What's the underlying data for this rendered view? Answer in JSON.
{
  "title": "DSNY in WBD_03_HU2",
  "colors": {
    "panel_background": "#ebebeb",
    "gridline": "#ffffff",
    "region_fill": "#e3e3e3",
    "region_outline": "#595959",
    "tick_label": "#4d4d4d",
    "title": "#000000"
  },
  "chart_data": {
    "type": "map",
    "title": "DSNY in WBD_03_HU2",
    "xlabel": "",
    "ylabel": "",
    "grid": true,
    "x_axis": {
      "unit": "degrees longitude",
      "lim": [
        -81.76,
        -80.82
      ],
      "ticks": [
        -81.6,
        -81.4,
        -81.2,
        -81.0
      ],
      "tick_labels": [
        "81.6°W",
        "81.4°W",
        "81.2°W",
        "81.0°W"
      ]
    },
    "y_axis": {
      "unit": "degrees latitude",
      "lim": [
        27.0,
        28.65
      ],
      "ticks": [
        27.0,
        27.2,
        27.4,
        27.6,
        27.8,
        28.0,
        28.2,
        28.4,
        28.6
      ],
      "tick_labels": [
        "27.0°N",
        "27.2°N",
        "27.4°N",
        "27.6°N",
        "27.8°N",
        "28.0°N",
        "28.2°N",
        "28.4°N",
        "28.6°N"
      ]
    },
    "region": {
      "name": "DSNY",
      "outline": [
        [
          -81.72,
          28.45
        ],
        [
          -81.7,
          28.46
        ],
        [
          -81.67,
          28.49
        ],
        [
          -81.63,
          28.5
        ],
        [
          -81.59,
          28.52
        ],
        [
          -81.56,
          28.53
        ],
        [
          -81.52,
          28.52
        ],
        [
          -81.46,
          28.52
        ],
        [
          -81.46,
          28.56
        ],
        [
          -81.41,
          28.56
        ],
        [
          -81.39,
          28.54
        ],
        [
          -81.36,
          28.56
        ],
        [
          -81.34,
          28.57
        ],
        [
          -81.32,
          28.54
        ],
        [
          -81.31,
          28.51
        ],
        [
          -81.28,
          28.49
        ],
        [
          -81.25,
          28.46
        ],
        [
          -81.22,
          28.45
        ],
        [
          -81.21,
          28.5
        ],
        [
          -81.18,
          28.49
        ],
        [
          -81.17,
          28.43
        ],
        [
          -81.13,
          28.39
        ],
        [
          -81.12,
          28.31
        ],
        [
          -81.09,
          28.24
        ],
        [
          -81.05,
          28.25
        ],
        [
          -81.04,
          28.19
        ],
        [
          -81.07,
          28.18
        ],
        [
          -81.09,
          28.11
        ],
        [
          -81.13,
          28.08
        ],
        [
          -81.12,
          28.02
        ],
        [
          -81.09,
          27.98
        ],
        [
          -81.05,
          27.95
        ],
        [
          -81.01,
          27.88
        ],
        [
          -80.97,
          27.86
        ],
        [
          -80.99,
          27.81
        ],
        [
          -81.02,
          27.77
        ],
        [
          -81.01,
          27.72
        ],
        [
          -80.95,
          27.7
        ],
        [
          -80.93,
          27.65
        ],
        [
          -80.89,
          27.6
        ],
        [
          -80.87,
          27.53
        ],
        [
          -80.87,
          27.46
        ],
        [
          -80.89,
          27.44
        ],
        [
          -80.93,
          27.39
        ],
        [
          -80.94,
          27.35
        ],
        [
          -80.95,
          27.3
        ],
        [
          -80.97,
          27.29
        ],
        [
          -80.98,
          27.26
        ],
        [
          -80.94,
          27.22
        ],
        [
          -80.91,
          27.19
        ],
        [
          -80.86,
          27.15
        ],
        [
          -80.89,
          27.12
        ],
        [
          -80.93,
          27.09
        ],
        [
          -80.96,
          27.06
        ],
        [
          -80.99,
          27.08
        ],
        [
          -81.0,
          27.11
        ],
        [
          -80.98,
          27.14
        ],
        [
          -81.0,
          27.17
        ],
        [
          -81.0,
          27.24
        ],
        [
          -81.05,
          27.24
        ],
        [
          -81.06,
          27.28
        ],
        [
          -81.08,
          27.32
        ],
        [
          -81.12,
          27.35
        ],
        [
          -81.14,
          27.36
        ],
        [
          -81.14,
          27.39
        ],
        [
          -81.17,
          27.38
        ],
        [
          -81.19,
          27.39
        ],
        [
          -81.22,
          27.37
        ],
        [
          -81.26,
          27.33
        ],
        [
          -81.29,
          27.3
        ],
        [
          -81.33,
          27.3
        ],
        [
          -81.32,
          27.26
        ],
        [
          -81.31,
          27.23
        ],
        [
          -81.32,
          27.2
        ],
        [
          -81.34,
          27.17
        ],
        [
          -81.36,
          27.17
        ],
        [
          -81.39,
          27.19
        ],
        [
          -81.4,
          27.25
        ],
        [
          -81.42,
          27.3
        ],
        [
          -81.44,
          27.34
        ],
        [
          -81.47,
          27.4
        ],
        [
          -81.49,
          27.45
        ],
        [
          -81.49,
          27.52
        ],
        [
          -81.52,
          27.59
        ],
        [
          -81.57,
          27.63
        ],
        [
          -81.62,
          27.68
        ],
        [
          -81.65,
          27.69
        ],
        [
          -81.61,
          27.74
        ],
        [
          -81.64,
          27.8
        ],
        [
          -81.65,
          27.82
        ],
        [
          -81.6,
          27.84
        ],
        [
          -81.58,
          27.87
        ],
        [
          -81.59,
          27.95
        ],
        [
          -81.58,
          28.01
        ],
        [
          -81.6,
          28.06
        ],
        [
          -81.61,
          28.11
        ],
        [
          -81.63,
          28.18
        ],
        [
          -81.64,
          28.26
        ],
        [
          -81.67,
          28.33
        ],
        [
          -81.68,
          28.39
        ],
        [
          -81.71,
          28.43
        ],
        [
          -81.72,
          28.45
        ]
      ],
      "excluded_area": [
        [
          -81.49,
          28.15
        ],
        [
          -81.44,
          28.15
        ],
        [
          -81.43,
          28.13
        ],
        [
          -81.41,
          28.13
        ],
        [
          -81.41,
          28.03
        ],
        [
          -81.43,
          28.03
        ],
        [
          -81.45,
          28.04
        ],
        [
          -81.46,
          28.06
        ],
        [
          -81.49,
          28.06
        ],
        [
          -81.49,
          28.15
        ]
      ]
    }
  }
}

--------

YOUR GOAL:
Reproduce all data above, unchanged.

SOLUTION:
What's the underlying data for this rendered view? Answer in JSON.
{
  "title": "DSNY in WBD_03_HU2",
  "colors": {
    "panel_background": "#ebebeb",
    "gridline": "#ffffff",
    "region_fill": "#e3e3e3",
    "region_outline": "#595959",
    "tick_label": "#4d4d4d",
    "title": "#000000"
  },
  "chart_data": {
    "type": "map",
    "title": "DSNY in WBD_03_HU2",
    "xlabel": "",
    "ylabel": "",
    "grid": true,
    "x_axis": {
      "unit": "degrees longitude",
      "lim": [
        -81.76,
        -80.82
      ],
      "ticks": [
        -81.6,
        -81.4,
        -81.2,
        -81.0
      ],
      "tick_labels": [
        "81.6°W",
        "81.4°W",
        "81.2°W",
        "81.0°W"
      ]
    },
    "y_axis": {
      "unit": "degrees latitude",
      "lim": [
        27.0,
        28.65
      ],
      "ticks": [
        27.0,
        27.2,
        27.4,
        27.6,
        27.8,
        28.0,
        28.2,
        28.4,
        28.6
      ],
      "tick_labels": [
        "27.0°N",
        "27.2°N",
        "27.4°N",
        "27.6°N",
        "27.8°N",
        "28.0°N",
        "28.2°N",
        "28.4°N",
        "28.6°N"
      ]
    },
    "region": {
      "name": "DSNY",
      "outline": [
        [
          -81.72,
          28.45
        ],
        [
          -81.7,
          28.46
        ],
        [
          -81.67,
          28.49
        ],
        [
          -81.63,
          28.5
        ],
        [
          -81.59,
          28.52
        ],
        [
          -81.56,
          28.53
        ],
        [
          -81.52,
          28.52
        ],
        [
          -81.46,
          28.52
        ],
        [
          -81.46,
          28.56
        ],
        [
          -81.41,
          28.56
        ],
        [
          -81.39,
          28.54
        ],
        [
          -81.36,
          28.56
        ],
        [
          -81.34,
          28.57
        ],
        [
          -81.32,
          28.54
        ],
        [
          -81.31,
          28.51
        ],
        [
          -81.28,
          28.49
        ],
        [
          -81.25,
          28.46
        ],
        [
          -81.22,
          28.45
        ],
        [
          -81.21,
          28.5
        ],
        [
          -81.18,
          28.49
        ],
        [
          -81.17,
          28.43
        ],
        [
          -81.13,
          28.39
        ],
        [
          -81.12,
          28.31
        ],
        [
          -81.09,
          28.24
        ],
        [
          -81.05,
          28.25
        ],
        [
          -81.04,
          28.19
        ],
        [
          -81.07,
          28.18
        ],
        [
          -81.09,
          28.11
        ],
        [
          -81.13,
          28.08
        ],
        [
          -81.12,
          28.02
        ],
        [
          -81.09,
          27.98
        ],
        [
          -81.05,
          27.95
        ],
        [
          -81.01,
          27.88
        ],
        [
          -80.97,
          27.86
        ],
        [
          -80.99,
          27.81
        ],
        [
          -81.02,
          27.77
        ],
        [
          -81.01,
          27.72
        ],
        [
          -80.95,
          27.7
        ],
        [
          -80.93,
          27.65
        ],
        [
          -80.89,
          27.6
        ],
        [
          -80.87,
          27.53
        ],
        [
          -80.87,
          27.46
        ],
        [
          -80.89,
          27.44
        ],
        [
          -80.93,
          27.39
        ],
        [
          -80.94,
          27.35
        ],
        [
          -80.95,
          27.3
        ],
        [
          -80.97,
          27.29
        ],
        [
          -80.98,
          27.26
        ],
        [
          -80.94,
          27.22
        ],
        [
          -80.91,
          27.19
        ],
        [
          -80.86,
          27.15
        ],
        [
          -80.89,
          27.12
        ],
        [
          -80.93,
          27.09
        ],
        [
          -80.96,
          27.06
        ],
        [
          -80.99,
          27.08
        ],
        [
          -81.0,
          27.11
        ],
        [
          -80.98,
          27.14
        ],
        [
          -81.0,
          27.17
        ],
        [
          -81.0,
          27.24
        ],
        [
          -81.05,
          27.24
        ],
        [
          -81.06,
          27.28
        ],
        [
          -81.08,
          27.32
        ],
        [
          -81.12,
          27.35
        ],
        [
          -81.14,
          27.36
        ],
        [
          -81.14,
          27.39
        ],
        [
          -81.17,
          27.38
        ],
        [
          -81.19,
          27.39
        ],
        [
          -81.22,
          27.37
        ],
        [
          -81.26,
          27.33
        ],
        [
          -81.29,
          27.3
        ],
        [
          -81.33,
          27.3
        ],
        [
          -81.32,
          27.26
        ],
        [
          -81.31,
          27.23
        ],
        [
          -81.32,
          27.2
        ],
        [
          -81.34,
          27.17
        ],
        [
          -81.36,
          27.17
        ],
        [
          -81.39,
          27.19
        ],
        [
          -81.4,
          27.25
        ],
        [
          -81.42,
          27.3
        ],
        [
          -81.44,
          27.34
        ],
        [
          -81.47,
          27.4
        ],
        [
          -81.49,
          27.45
        ],
        [
          -81.49,
          27.52
        ],
        [
          -81.52,
          27.59
        ],
        [
          -81.57,
          27.63
        ],
        [
          -81.62,
          27.68
        ],
        [
          -81.65,
          27.69
        ],
        [
          -81.61,
          27.74
        ],
        [
          -81.64,
          27.8
        ],
        [
          -81.65,
          27.82
        ],
        [
          -81.6,
          27.84
        ],
        [
          -81.58,
          27.87
        ],
        [
          -81.59,
          27.95
        ],
        [
          -81.58,
          28.01
        ],
        [
          -81.6,
          28.06
        ],
        [
          -81.61,
          28.11
        ],
        [
          -81.63,
          28.18
        ],
        [
          -81.64,
          28.26
        ],
        [
          -81.67,
          28.33
        ],
        [
          -81.68,
          28.39
        ],
        [
          -81.71,
          28.43
        ],
        [
          -81.72,
          28.45
        ]
      ],
      "excluded_area": [
        [
          -81.49,
          28.15
        ],
        [
          -81.44,
          28.15
        ],
        [
          -81.43,
          28.13
        ],
        [
          -81.41,
          28.13
        ],
        [
          -81.41,
          28.03
        ],
        [
          -81.43,
          28.03
        ],
        [
          -81.45,
          28.04
        ],
        [
          -81.46,
          28.06
        ],
        [
          -81.49,
          28.06
        ],
        [
          -81.49,
          28.15
        ]
      ]
    }
  }
}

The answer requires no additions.